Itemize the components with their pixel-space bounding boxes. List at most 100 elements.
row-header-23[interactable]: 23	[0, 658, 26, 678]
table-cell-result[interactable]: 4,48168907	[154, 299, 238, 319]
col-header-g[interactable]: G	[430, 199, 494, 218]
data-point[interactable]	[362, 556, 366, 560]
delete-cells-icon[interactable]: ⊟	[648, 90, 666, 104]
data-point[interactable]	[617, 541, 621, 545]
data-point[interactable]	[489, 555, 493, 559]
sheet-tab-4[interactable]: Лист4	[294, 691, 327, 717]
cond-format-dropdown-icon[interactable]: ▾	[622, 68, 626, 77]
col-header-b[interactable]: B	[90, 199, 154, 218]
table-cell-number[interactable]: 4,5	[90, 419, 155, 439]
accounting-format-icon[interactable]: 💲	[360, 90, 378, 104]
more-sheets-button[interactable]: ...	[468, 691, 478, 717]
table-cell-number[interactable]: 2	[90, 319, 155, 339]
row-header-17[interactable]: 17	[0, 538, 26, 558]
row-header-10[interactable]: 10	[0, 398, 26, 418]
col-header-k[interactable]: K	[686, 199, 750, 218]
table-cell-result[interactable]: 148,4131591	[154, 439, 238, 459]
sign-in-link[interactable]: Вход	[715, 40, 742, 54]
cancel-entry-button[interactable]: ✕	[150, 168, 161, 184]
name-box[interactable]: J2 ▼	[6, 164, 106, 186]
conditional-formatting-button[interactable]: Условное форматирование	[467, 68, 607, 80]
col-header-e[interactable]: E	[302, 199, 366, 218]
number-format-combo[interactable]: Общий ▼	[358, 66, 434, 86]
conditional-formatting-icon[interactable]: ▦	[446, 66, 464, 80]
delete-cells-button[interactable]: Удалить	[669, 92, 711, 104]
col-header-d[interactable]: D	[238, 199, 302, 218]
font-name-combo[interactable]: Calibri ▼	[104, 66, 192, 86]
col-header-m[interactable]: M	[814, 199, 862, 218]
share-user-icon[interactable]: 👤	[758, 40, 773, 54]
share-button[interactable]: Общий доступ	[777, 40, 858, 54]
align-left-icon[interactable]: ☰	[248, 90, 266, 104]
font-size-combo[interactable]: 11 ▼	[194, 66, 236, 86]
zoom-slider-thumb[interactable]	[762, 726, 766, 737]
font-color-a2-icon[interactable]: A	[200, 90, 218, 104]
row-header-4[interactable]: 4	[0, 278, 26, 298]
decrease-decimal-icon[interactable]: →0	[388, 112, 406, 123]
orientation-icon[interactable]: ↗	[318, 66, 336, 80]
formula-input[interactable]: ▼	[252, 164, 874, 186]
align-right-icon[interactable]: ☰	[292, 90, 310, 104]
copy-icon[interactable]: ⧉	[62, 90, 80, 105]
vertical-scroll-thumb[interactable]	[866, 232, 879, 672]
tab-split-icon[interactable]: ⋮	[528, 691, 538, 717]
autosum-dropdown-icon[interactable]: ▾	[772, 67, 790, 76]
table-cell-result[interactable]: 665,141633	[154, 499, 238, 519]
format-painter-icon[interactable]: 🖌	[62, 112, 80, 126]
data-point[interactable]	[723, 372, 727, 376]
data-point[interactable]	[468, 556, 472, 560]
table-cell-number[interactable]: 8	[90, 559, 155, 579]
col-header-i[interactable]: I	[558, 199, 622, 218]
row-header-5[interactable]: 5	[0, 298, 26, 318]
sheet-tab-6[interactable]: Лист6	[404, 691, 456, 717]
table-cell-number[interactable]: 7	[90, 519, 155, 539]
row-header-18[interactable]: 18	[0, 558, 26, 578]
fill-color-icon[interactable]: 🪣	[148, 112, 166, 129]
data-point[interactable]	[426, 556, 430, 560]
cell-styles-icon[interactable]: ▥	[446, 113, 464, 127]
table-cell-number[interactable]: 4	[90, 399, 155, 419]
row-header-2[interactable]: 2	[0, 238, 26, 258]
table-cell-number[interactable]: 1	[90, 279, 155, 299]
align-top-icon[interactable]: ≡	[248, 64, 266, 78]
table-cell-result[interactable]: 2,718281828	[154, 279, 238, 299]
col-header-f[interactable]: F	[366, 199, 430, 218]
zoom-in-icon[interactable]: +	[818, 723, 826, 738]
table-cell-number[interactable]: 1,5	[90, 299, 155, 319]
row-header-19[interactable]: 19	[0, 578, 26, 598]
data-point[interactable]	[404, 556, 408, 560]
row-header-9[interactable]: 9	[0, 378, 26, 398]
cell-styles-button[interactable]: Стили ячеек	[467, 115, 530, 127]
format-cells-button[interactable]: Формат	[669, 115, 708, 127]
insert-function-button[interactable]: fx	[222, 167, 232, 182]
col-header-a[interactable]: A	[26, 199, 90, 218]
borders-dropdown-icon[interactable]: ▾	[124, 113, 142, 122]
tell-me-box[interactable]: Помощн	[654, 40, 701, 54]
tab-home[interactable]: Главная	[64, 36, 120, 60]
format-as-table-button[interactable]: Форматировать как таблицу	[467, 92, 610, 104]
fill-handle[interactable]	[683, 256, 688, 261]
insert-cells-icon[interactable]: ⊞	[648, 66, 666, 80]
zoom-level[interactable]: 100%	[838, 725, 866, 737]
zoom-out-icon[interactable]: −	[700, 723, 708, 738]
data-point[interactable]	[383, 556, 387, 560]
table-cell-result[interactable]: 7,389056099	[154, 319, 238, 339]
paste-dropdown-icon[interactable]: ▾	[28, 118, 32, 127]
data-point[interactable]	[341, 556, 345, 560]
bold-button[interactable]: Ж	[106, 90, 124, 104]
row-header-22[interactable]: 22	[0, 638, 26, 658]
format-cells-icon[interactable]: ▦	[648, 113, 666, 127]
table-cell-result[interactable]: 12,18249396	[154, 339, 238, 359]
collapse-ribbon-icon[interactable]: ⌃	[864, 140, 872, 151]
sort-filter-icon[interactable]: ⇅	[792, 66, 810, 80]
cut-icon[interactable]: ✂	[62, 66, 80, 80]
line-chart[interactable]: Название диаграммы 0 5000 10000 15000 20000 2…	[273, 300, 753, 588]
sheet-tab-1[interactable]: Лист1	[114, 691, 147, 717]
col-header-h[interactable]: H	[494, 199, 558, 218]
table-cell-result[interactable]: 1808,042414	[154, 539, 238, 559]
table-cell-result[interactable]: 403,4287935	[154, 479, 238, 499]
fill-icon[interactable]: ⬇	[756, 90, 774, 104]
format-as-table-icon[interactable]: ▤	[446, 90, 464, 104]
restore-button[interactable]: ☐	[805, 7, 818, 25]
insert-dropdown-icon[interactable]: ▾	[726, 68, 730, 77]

- [JOB]:
Copy out the lines above word for word, without changing a single character.

- [SOLUTION]:
Itemize the components with their pixel-space bounding boxes. List at most 100 elements.
row-header-23[interactable]: 23	[0, 658, 26, 678]
table-cell-result[interactable]: 4,48168907	[154, 299, 238, 319]
col-header-g[interactable]: G	[430, 199, 494, 218]
data-point[interactable]	[362, 556, 366, 560]
delete-cells-icon[interactable]: ⊟	[648, 90, 666, 104]
data-point[interactable]	[617, 541, 621, 545]
data-point[interactable]	[489, 555, 493, 559]
sheet-tab-4[interactable]: Лист4	[294, 691, 327, 717]
cond-format-dropdown-icon[interactable]: ▾	[622, 68, 626, 77]
col-header-b[interactable]: B	[90, 199, 154, 218]
table-cell-number[interactable]: 4,5	[90, 419, 155, 439]
accounting-format-icon[interactable]: 💲	[360, 90, 378, 104]
more-sheets-button[interactable]: ...	[468, 691, 478, 717]
table-cell-number[interactable]: 2	[90, 319, 155, 339]
row-header-17[interactable]: 17	[0, 538, 26, 558]
row-header-10[interactable]: 10	[0, 398, 26, 418]
col-header-k[interactable]: K	[686, 199, 750, 218]
table-cell-result[interactable]: 148,4131591	[154, 439, 238, 459]
sign-in-link[interactable]: Вход	[715, 40, 742, 54]
cancel-entry-button[interactable]: ✕	[150, 168, 161, 184]
name-box[interactable]: J2 ▼	[6, 164, 106, 186]
conditional-formatting-button[interactable]: Условное форматирование	[467, 68, 607, 80]
col-header-e[interactable]: E	[302, 199, 366, 218]
number-format-combo[interactable]: Общий ▼	[358, 66, 434, 86]
conditional-formatting-icon[interactable]: ▦	[446, 66, 464, 80]
delete-cells-button[interactable]: Удалить	[669, 92, 711, 104]
col-header-d[interactable]: D	[238, 199, 302, 218]
font-name-combo[interactable]: Calibri ▼	[104, 66, 192, 86]
col-header-m[interactable]: M	[814, 199, 862, 218]
share-user-icon[interactable]: 👤	[758, 40, 773, 54]
share-button[interactable]: Общий доступ	[777, 40, 858, 54]
align-left-icon[interactable]: ☰	[248, 90, 266, 104]
font-size-combo[interactable]: 11 ▼	[194, 66, 236, 86]
zoom-slider-thumb[interactable]	[762, 726, 766, 737]
font-color-a2-icon[interactable]: A	[200, 90, 218, 104]
row-header-4[interactable]: 4	[0, 278, 26, 298]
decrease-decimal-icon[interactable]: →0	[388, 112, 406, 123]
orientation-icon[interactable]: ↗	[318, 66, 336, 80]
formula-input[interactable]: ▼	[252, 164, 874, 186]
align-right-icon[interactable]: ☰	[292, 90, 310, 104]
copy-icon[interactable]: ⧉	[62, 90, 80, 105]
vertical-scroll-thumb[interactable]	[866, 232, 879, 672]
tab-split-icon[interactable]: ⋮	[528, 691, 538, 717]
autosum-dropdown-icon[interactable]: ▾	[772, 67, 790, 76]
table-cell-result[interactable]: 665,141633	[154, 499, 238, 519]
format-painter-icon[interactable]: 🖌	[62, 112, 80, 126]
data-point[interactable]	[723, 372, 727, 376]
data-point[interactable]	[468, 556, 472, 560]
table-cell-number[interactable]: 8	[90, 559, 155, 579]
col-header-i[interactable]: I	[558, 199, 622, 218]
row-header-5[interactable]: 5	[0, 298, 26, 318]
sheet-tab-6[interactable]: Лист6	[404, 691, 456, 717]
table-cell-number[interactable]: 7	[90, 519, 155, 539]
row-header-18[interactable]: 18	[0, 558, 26, 578]
fill-color-icon[interactable]: 🪣	[148, 112, 166, 129]
data-point[interactable]	[426, 556, 430, 560]
cell-styles-icon[interactable]: ▥	[446, 113, 464, 127]
table-cell-number[interactable]: 4	[90, 399, 155, 419]
row-header-2[interactable]: 2	[0, 238, 26, 258]
table-cell-number[interactable]: 1	[90, 279, 155, 299]
align-top-icon[interactable]: ≡	[248, 64, 266, 78]
table-cell-result[interactable]: 2,718281828	[154, 279, 238, 299]
col-header-f[interactable]: F	[366, 199, 430, 218]
zoom-in-icon[interactable]: +	[818, 723, 826, 738]
table-cell-number[interactable]: 1,5	[90, 299, 155, 319]
row-header-19[interactable]: 19	[0, 578, 26, 598]
data-point[interactable]	[404, 556, 408, 560]
row-header-9[interactable]: 9	[0, 378, 26, 398]
cell-styles-button[interactable]: Стили ячеек	[467, 115, 530, 127]
format-cells-button[interactable]: Формат	[669, 115, 708, 127]
insert-function-button[interactable]: fx	[222, 167, 232, 182]
col-header-a[interactable]: A	[26, 199, 90, 218]
borders-dropdown-icon[interactable]: ▾	[124, 113, 142, 122]
tell-me-box[interactable]: Помощн	[654, 40, 701, 54]
tab-home[interactable]: Главная	[64, 36, 120, 60]
format-as-table-button[interactable]: Форматировать как таблицу	[467, 92, 610, 104]
fill-handle[interactable]	[683, 256, 688, 261]
insert-cells-icon[interactable]: ⊞	[648, 66, 666, 80]
zoom-level[interactable]: 100%	[838, 725, 866, 737]
zoom-out-icon[interactable]: −	[700, 723, 708, 738]
data-point[interactable]	[383, 556, 387, 560]
table-cell-result[interactable]: 7,389056099	[154, 319, 238, 339]
paste-dropdown-icon[interactable]: ▾	[28, 118, 32, 127]
data-point[interactable]	[341, 556, 345, 560]
bold-button[interactable]: Ж	[106, 90, 124, 104]
row-header-22[interactable]: 22	[0, 638, 26, 658]
format-cells-icon[interactable]: ▦	[648, 113, 666, 127]
table-cell-result[interactable]: 12,18249396	[154, 339, 238, 359]
collapse-ribbon-icon[interactable]: ⌃	[864, 140, 872, 151]
sort-filter-icon[interactable]: ⇅	[792, 66, 810, 80]
cut-icon[interactable]: ✂	[62, 66, 80, 80]
line-chart[interactable]: Название диаграммы 0 5000 10000 15000 20000 2…	[273, 300, 753, 588]
sheet-tab-1[interactable]: Лист1	[114, 691, 147, 717]
col-header-h[interactable]: H	[494, 199, 558, 218]
table-cell-result[interactable]: 1808,042414	[154, 539, 238, 559]
table-cell-result[interactable]: 403,4287935	[154, 479, 238, 499]
fill-icon[interactable]: ⬇	[756, 90, 774, 104]
format-as-table-icon[interactable]: ▤	[446, 90, 464, 104]
restore-button[interactable]: ☐	[805, 7, 818, 25]
insert-dropdown-icon[interactable]: ▾	[726, 68, 730, 77]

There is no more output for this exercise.